Dataset entries:

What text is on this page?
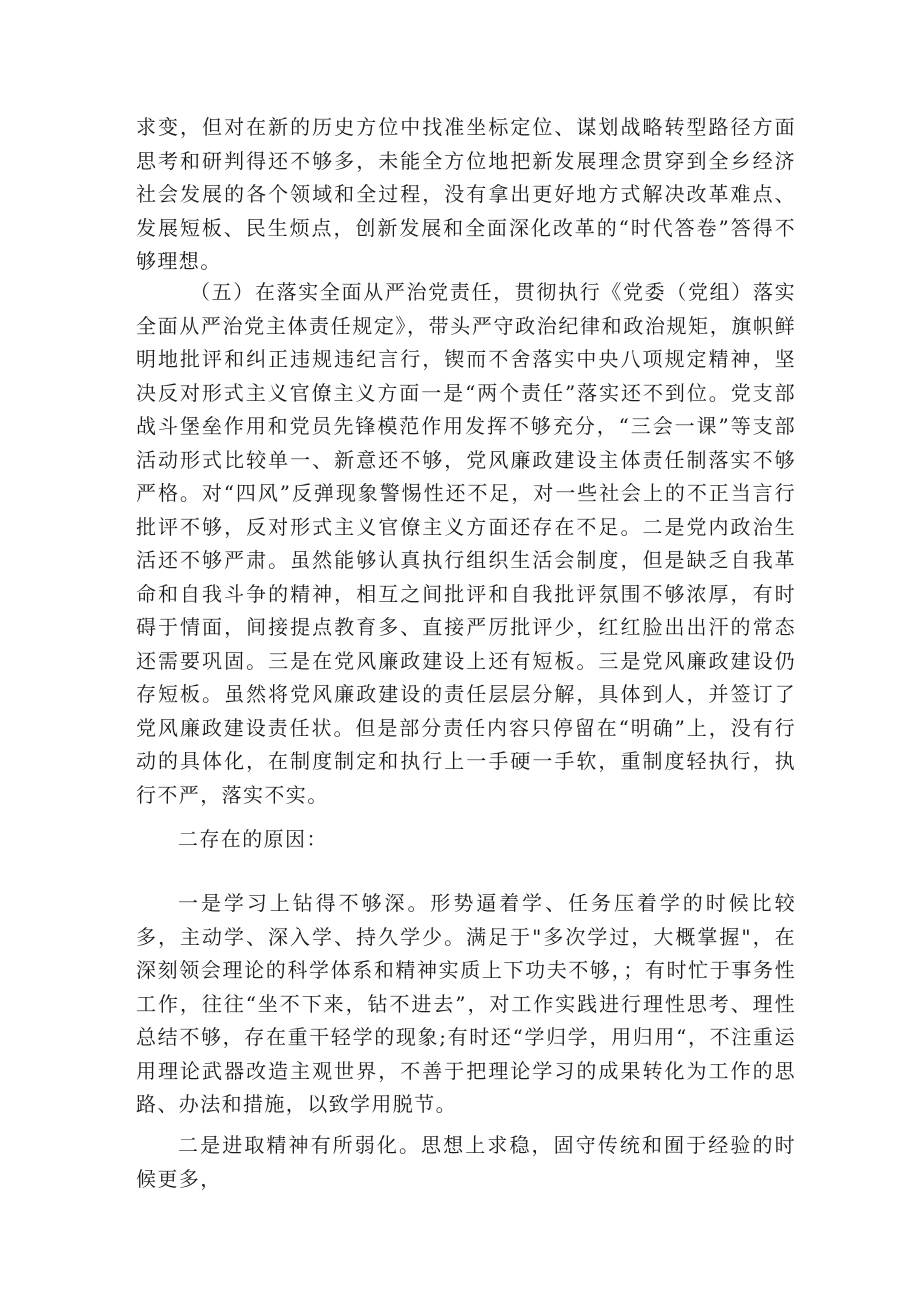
求变，但对在新的历史方位中找准坐标定位、谋划战略转型路径方面思考和研判得还不够多，未能全方位地把新发展理念贯穿到全乡经济社会发展的各个领域和全过程，没有拿出更好地方式解决改革难点、发展短板、民生烦点，创新发展和全面深化改革的“时代答卷”答得不够理想。

（五）在落实全面从严治党责任，贯彻执行《党委（党组）落实全面从严治党主体责任规定》，带头严守政治纪律和政治规矩，旗帜鲜明地批评和纠正违规违纪言行，锲而不舍落实中央八项规定精神，坚决反对形式主义官僚主义方面一是“两个责任”落实还不到位。党支部战斗堡垒作用和党员先锋模范作用发挥不够充分，“三会一课”等支部活动形式比较单一、新意还不够，党风廉政建设主体责任制落实不够严格。对“四风”反弹现象警惕性还不足，对一些社会上的不正当言行批评不够，反对形式主义官僚主义方面还存在不足。二是党内政治生活还不够严肃。虽然能够认真执行组织生活会制度，但是缺乏自我革命和自我斗争的精神，相互之间批评和自我批评氛围不够浓厚，有时碍于情面，间接提点教育多、直接严厉批评少，红红脸出出汗的常态还需要巩固。三是在党风廉政建设上还有短板。三是党风廉政建设仍存短板。虽然将党风廉政建设的责任层层分解，具体到人，并签订了党风廉政建设责任状。但是部分责任内容只停留在“明确”上，没有行动的具体化，在制度制定和执行上一手硬一手软，重制度轻执行，执行不严，落实不实。

二存在的原因：

一是学习上钻得不够深。形势逼着学、任务压着学的时候比较多，主动学、深入学、持久学少。满足于"多次学过，大概掌握"，在深刻领会理论的科学体系和精神实质上下功夫不够，；有时忙于事务性工作，往往“坐不下来，钻不进去”，对工作实践进行理性思考、理性总结不够，存在重干轻学的现象;有时还“学归学，用归用“，不注重运用理论武器改造主观世界，不善于把理论学习的成果转化为工作的思路、办法和措施，以致学用脱节。

二是进取精神有所弱化。思想上求稳，固守传统和囿于经验的时候更多，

STATED EXERCISE: Write out the full set of lines verbatim, without the pictures.

SOLVED EXERCISE:
What text is on this page?
求变，但对在新的历史方位中找准坐标定位、谋划战略转型路径方面思考和研判得还不够多，未能全方位地把新发展理念贯穿到全乡经济社会发展的各个领域和全过程，没有拿出更好地方式解决改革难点、发展短板、民生烦点，创新发展和全面深化改革的“时代答卷”答得不够理想。

（五）在落实全面从严治党责任，贯彻执行《党委（党组）落实全面从严治党主体责任规定》，带头严守政治纪律和政治规矩，旗帜鲜明地批评和纠正违规违纪言行，锲而不舍落实中央八项规定精神，坚决反对形式主义官僚主义方面一是“两个责任”落实还不到位。党支部战斗堡垒作用和党员先锋模范作用发挥不够充分，“三会一课”等支部活动形式比较单一、新意还不够，党风廉政建设主体责任制落实不够严格。对“四风”反弹现象警惕性还不足，对一些社会上的不正当言行批评不够，反对形式主义官僚主义方面还存在不足。二是党内政治生活还不够严肃。虽然能够认真执行组织生活会制度，但是缺乏自我革命和自我斗争的精神，相互之间批评和自我批评氛围不够浓厚，有时碍于情面，间接提点教育多、直接严厉批评少，红红脸出出汗的常态还需要巩固。三是在党风廉政建设上还有短板。三是党风廉政建设仍存短板。虽然将党风廉政建设的责任层层分解，具体到人，并签订了党风廉政建设责任状。但是部分责任内容只停留在“明确”上，没有行动的具体化，在制度制定和执行上一手硬一手软，重制度轻执行，执行不严，落实不实。

二存在的原因：

一是学习上钻得不够深。形势逼着学、任务压着学的时候比较多，主动学、深入学、持久学少。满足于"多次学过，大概掌握"，在深刻领会理论的科学体系和精神实质上下功夫不够，；有时忙于事务性工作，往往“坐不下来，钻不进去”，对工作实践进行理性思考、理性总结不够，存在重干轻学的现象;有时还“学归学，用归用“，不注重运用理论武器改造主观世界，不善于把理论学习的成果转化为工作的思路、办法和措施，以致学用脱节。

二是进取精神有所弱化。思想上求稳，固守传统和囿于经验的时候更多，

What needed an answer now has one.